--- start of SOURCE DATA ---

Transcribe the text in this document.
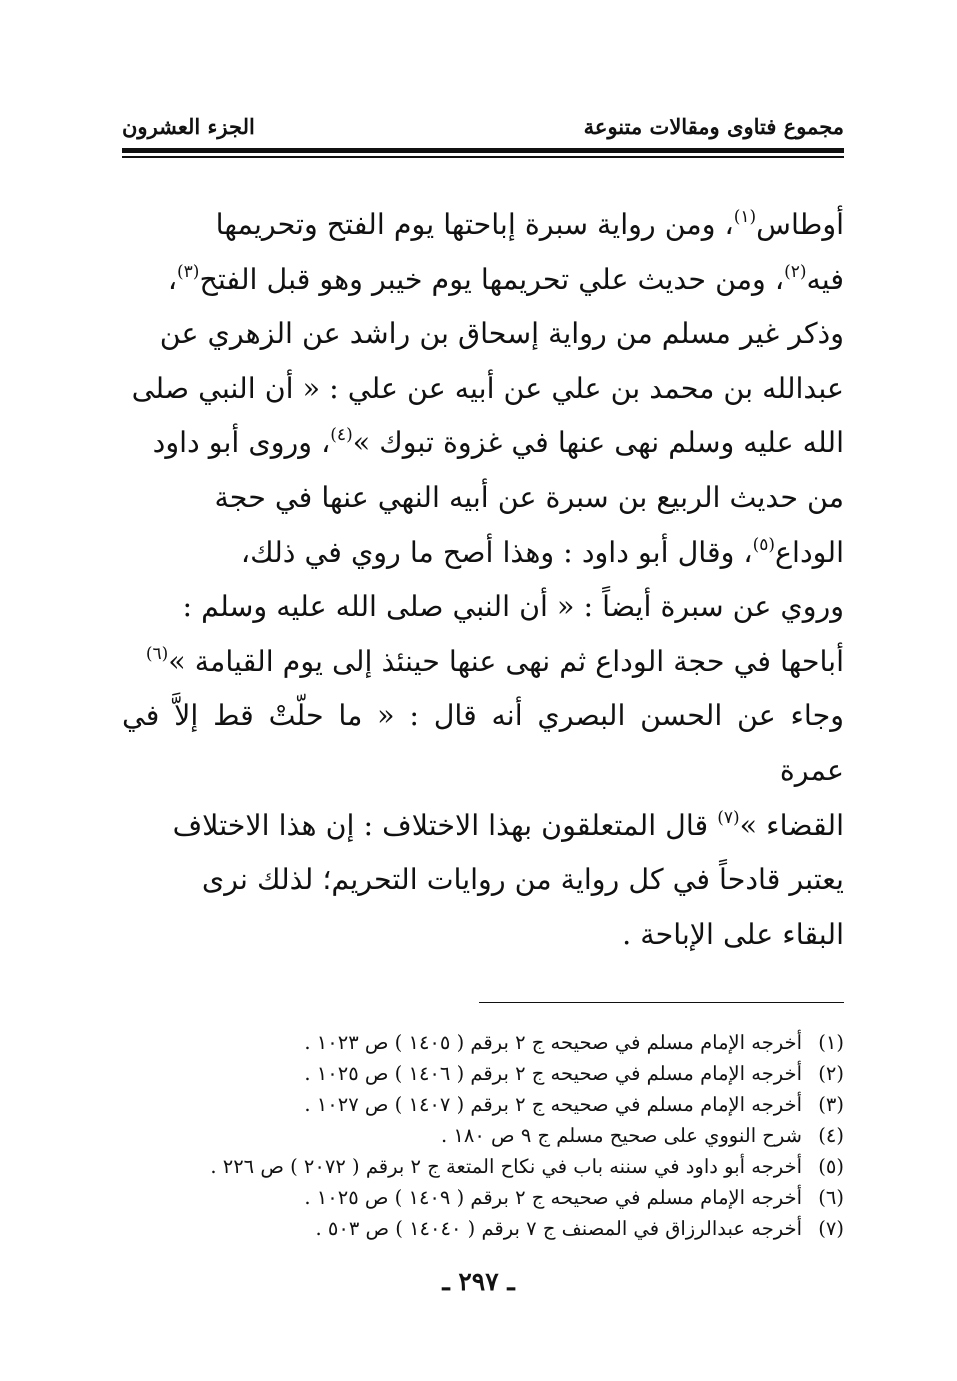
مجموع فتاوى ومقالات متنوعة
الجزء العشرون

أوطاس$^{(١)}$، ومن رواية سبرة إباحتها يوم الفتح وتحريمها

فيه$^{(٢)}$، ومن حديث علي تحريمها يوم خيبر وهو قبل الفتح$^{(٣)}$،

وذكر غير مسلم من رواية إسحاق بن راشد عن الزهري عن

عبدالله بن محمد بن علي عن أبيه عن علي : « أن النبي صلى

الله عليه وسلم نهى عنها في غزوة تبوك »$^{(٤)}$، وروى أبو داود

من حديث الربيع بن سبرة عن أبيه النهي عنها في حجة

الوداع$^{(٥)}$، وقال أبو داود : وهذا أصح ما روي في ذلك،

وروي عن سبرة أيضاً : « أن النبي صلى الله عليه وسلم :

أباحها في حجة الوداع ثم نهى عنها حينئذ إلى يوم القيامة »$^{(٦)}$

وجاء عن الحسن البصري أنه قال : « ما حلّتْ قط إلاَّ في عمرة

القضاء »$^{(٧)}$ قال المتعلقون بهذا الاختلاف : إن هذا الاختلاف

يعتبر قادحاً في كل رواية من روايات التحريم؛ لذلك نرى

البقاء على الإباحة .

(١)
أخرجه الإمام مسلم في صحيحه ج ٢ برقم ( ١٤٠٥ ) ص ١٠٢٣ .
(٢)
أخرجه الإمام مسلم في صحيحه ج ٢ برقم ( ١٤٠٦ ) ص ١٠٢٥ .
(٣)
أخرجه الإمام مسلم في صحيحه ج ٢ برقم ( ١٤٠٧ ) ص ١٠٢٧ .
(٤)
شرح النووي على صحيح مسلم ج ٩ ص ١٨٠ .
(٥)
أخرجه أبو داود في سننه باب في نكاح المتعة ج ٢ برقم ( ٢٠٧٢ ) ص ٢٢٦ .
(٦)
أخرجه الإمام مسلم في صحيحه ج ٢ برقم ( ١٤٠٩ ) ص ١٠٢٥ .
(٧)
أخرجه عبدالرزاق في المصنف ج ٧ برقم ( ١٤٠٤٠ ) ص ٥٠٣ .
ـ ٢٩٧ ـ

--- end of SOURCE DATA ---

### WHAT THIS TASK INVOLVES
Copy all the data exactly as written, but skip any picture.

### OUTPUT BELOW
Transcribe the text in this document.
مجموع فتاوى ومقالات متنوعة
الجزء العشرون

أوطاس$^{(١)}$، ومن رواية سبرة إباحتها يوم الفتح وتحريمها

فيه$^{(٢)}$، ومن حديث علي تحريمها يوم خيبر وهو قبل الفتح$^{(٣)}$،

وذكر غير مسلم من رواية إسحاق بن راشد عن الزهري عن

عبدالله بن محمد بن علي عن أبيه عن علي : « أن النبي صلى

الله عليه وسلم نهى عنها في غزوة تبوك »$^{(٤)}$، وروى أبو داود

من حديث الربيع بن سبرة عن أبيه النهي عنها في حجة

الوداع$^{(٥)}$، وقال أبو داود : وهذا أصح ما روي في ذلك،

وروي عن سبرة أيضاً : « أن النبي صلى الله عليه وسلم :

أباحها في حجة الوداع ثم نهى عنها حينئذ إلى يوم القيامة »$^{(٦)}$

وجاء عن الحسن البصري أنه قال : « ما حلّتْ قط إلاَّ في عمرة

القضاء »$^{(٧)}$ قال المتعلقون بهذا الاختلاف : إن هذا الاختلاف

يعتبر قادحاً في كل رواية من روايات التحريم؛ لذلك نرى

البقاء على الإباحة .

(١)
أخرجه الإمام مسلم في صحيحه ج ٢ برقم ( ١٤٠٥ ) ص ١٠٢٣ .
(٢)
أخرجه الإمام مسلم في صحيحه ج ٢ برقم ( ١٤٠٦ ) ص ١٠٢٥ .
(٣)
أخرجه الإمام مسلم في صحيحه ج ٢ برقم ( ١٤٠٧ ) ص ١٠٢٧ .
(٤)
شرح النووي على صحيح مسلم ج ٩ ص ١٨٠ .
(٥)
أخرجه أبو داود في سننه باب في نكاح المتعة ج ٢ برقم ( ٢٠٧٢ ) ص ٢٢٦ .
(٦)
أخرجه الإمام مسلم في صحيحه ج ٢ برقم ( ١٤٠٩ ) ص ١٠٢٥ .
(٧)
أخرجه عبدالرزاق في المصنف ج ٧ برقم ( ١٤٠٤٠ ) ص ٥٠٣ .
ـ ٢٩٧ ـ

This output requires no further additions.